▶ _DATA SHOWN_
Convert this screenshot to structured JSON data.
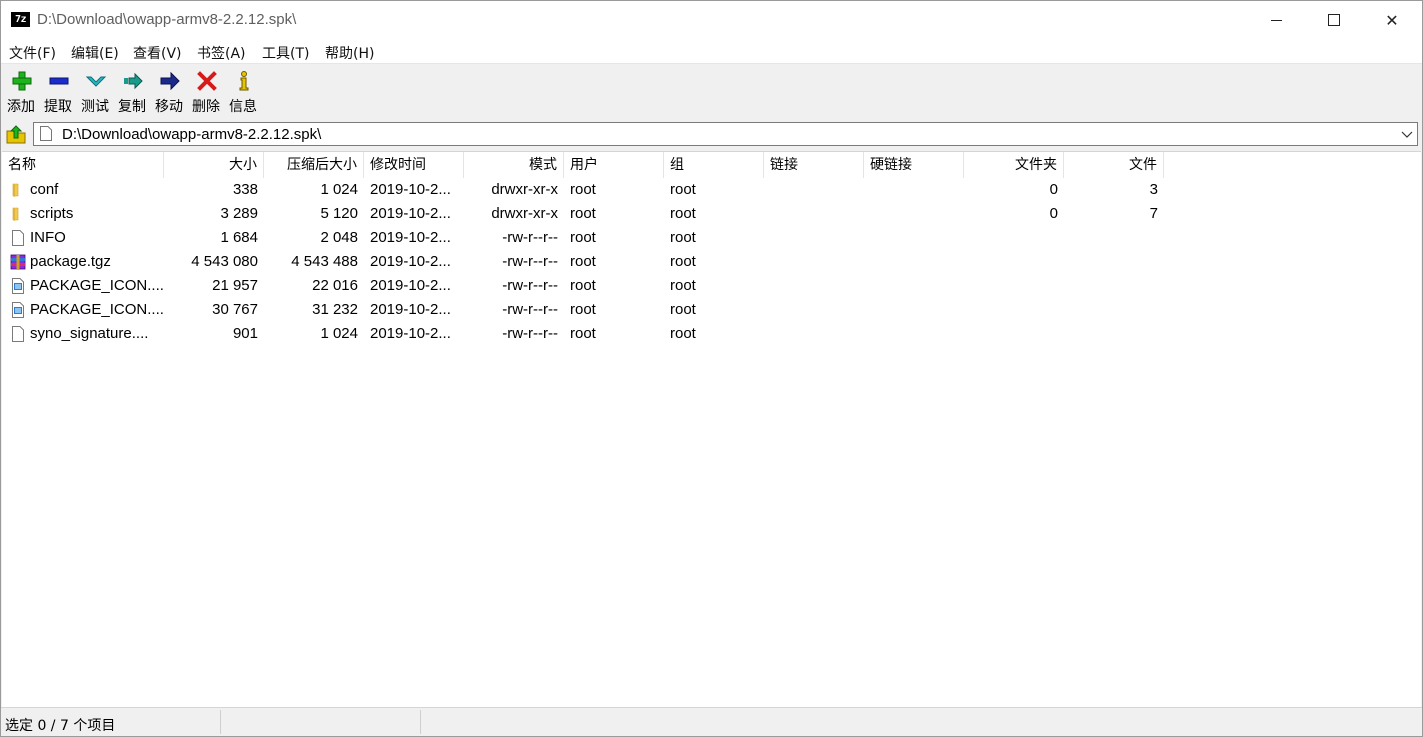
{
  "window": {
    "app_icon_text": "7z",
    "title": "D:\\Download\\owapp-armv8-2.2.12.spk\\",
    "minimize_label": "",
    "maximize_label": "",
    "close_label": "✕"
  },
  "menu": [
    {
      "label": "文件(F)"
    },
    {
      "label": "编辑(E)"
    },
    {
      "label": "查看(V)"
    },
    {
      "label": "书签(A)"
    },
    {
      "label": "工具(T)"
    },
    {
      "label": "帮助(H)"
    }
  ],
  "toolbar": [
    {
      "label": "添加",
      "icon": "add-icon",
      "color": "#1db31d"
    },
    {
      "label": "提取",
      "icon": "extract-icon",
      "color": "#1b2ccc"
    },
    {
      "label": "测试",
      "icon": "test-icon",
      "color": "#27b9c8"
    },
    {
      "label": "复制",
      "icon": "copy-icon",
      "color": "#1a9a8a"
    },
    {
      "label": "移动",
      "icon": "move-icon",
      "color": "#1a2a8a"
    },
    {
      "label": "删除",
      "icon": "delete-icon",
      "color": "#d61a1a"
    },
    {
      "label": "信息",
      "icon": "info-icon",
      "color": "#e8c400"
    }
  ],
  "address": {
    "path": "D:\\Download\\owapp-armv8-2.2.12.spk\\"
  },
  "columns": [
    {
      "label": "名称"
    },
    {
      "label": "大小"
    },
    {
      "label": "压缩后大小"
    },
    {
      "label": "修改时间"
    },
    {
      "label": "模式"
    },
    {
      "label": "用户"
    },
    {
      "label": "组"
    },
    {
      "label": "链接"
    },
    {
      "label": "硬链接"
    },
    {
      "label": "文件夹"
    },
    {
      "label": "文件"
    }
  ],
  "rows": [
    {
      "icon": "folder-icon",
      "name": "conf",
      "size": "338",
      "packed": "1 024",
      "modified": "2019-10-2...",
      "mode": "drwxr-xr-x",
      "user": "root",
      "group": "root",
      "link": "",
      "hardlink": "",
      "folders": "0",
      "files": "3"
    },
    {
      "icon": "folder-icon",
      "name": "scripts",
      "size": "3 289",
      "packed": "5 120",
      "modified": "2019-10-2...",
      "mode": "drwxr-xr-x",
      "user": "root",
      "group": "root",
      "link": "",
      "hardlink": "",
      "folders": "0",
      "files": "7"
    },
    {
      "icon": "file-icon",
      "name": "INFO",
      "size": "1 684",
      "packed": "2 048",
      "modified": "2019-10-2...",
      "mode": "-rw-r--r--",
      "user": "root",
      "group": "root",
      "link": "",
      "hardlink": "",
      "folders": "",
      "files": ""
    },
    {
      "icon": "archive-icon",
      "name": "package.tgz",
      "size": "4 543 080",
      "packed": "4 543 488",
      "modified": "2019-10-2...",
      "mode": "-rw-r--r--",
      "user": "root",
      "group": "root",
      "link": "",
      "hardlink": "",
      "folders": "",
      "files": ""
    },
    {
      "icon": "image-file-icon",
      "name": "PACKAGE_ICON....",
      "size": "21 957",
      "packed": "22 016",
      "modified": "2019-10-2...",
      "mode": "-rw-r--r--",
      "user": "root",
      "group": "root",
      "link": "",
      "hardlink": "",
      "folders": "",
      "files": ""
    },
    {
      "icon": "image-file-icon",
      "name": "PACKAGE_ICON....",
      "size": "30 767",
      "packed": "31 232",
      "modified": "2019-10-2...",
      "mode": "-rw-r--r--",
      "user": "root",
      "group": "root",
      "link": "",
      "hardlink": "",
      "folders": "",
      "files": ""
    },
    {
      "icon": "file-icon",
      "name": "syno_signature....",
      "size": "901",
      "packed": "1 024",
      "modified": "2019-10-2...",
      "mode": "-rw-r--r--",
      "user": "root",
      "group": "root",
      "link": "",
      "hardlink": "",
      "folders": "",
      "files": ""
    }
  ],
  "status": {
    "selection": "选定 0 / 7 个项目"
  }
}
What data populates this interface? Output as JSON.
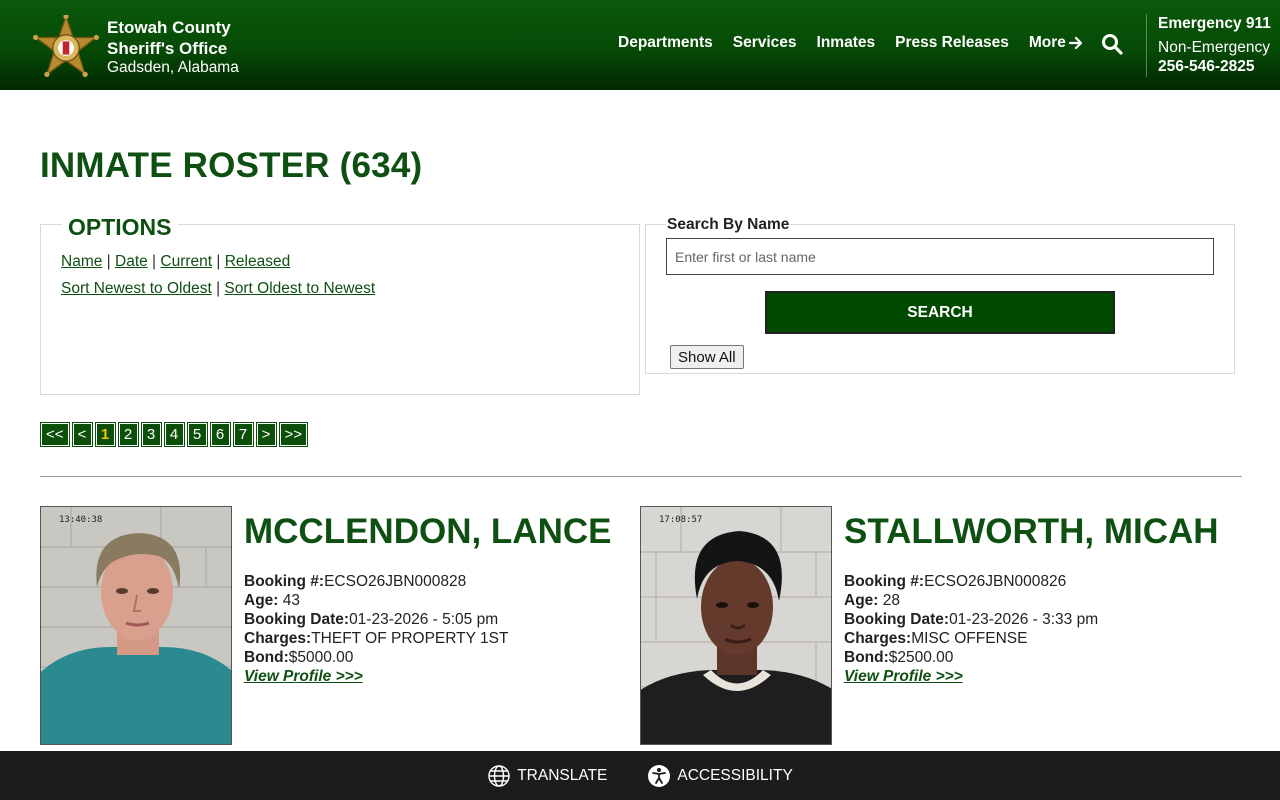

▶ _GOAL OF THE EXERCISE_
Wherever the word "this" occurs in a line of the listing, copy that line.

▶ _SOLVED PROBLEM_
Convert this screenshot to structured JSON data.
What data populates this interface? Output as JSON.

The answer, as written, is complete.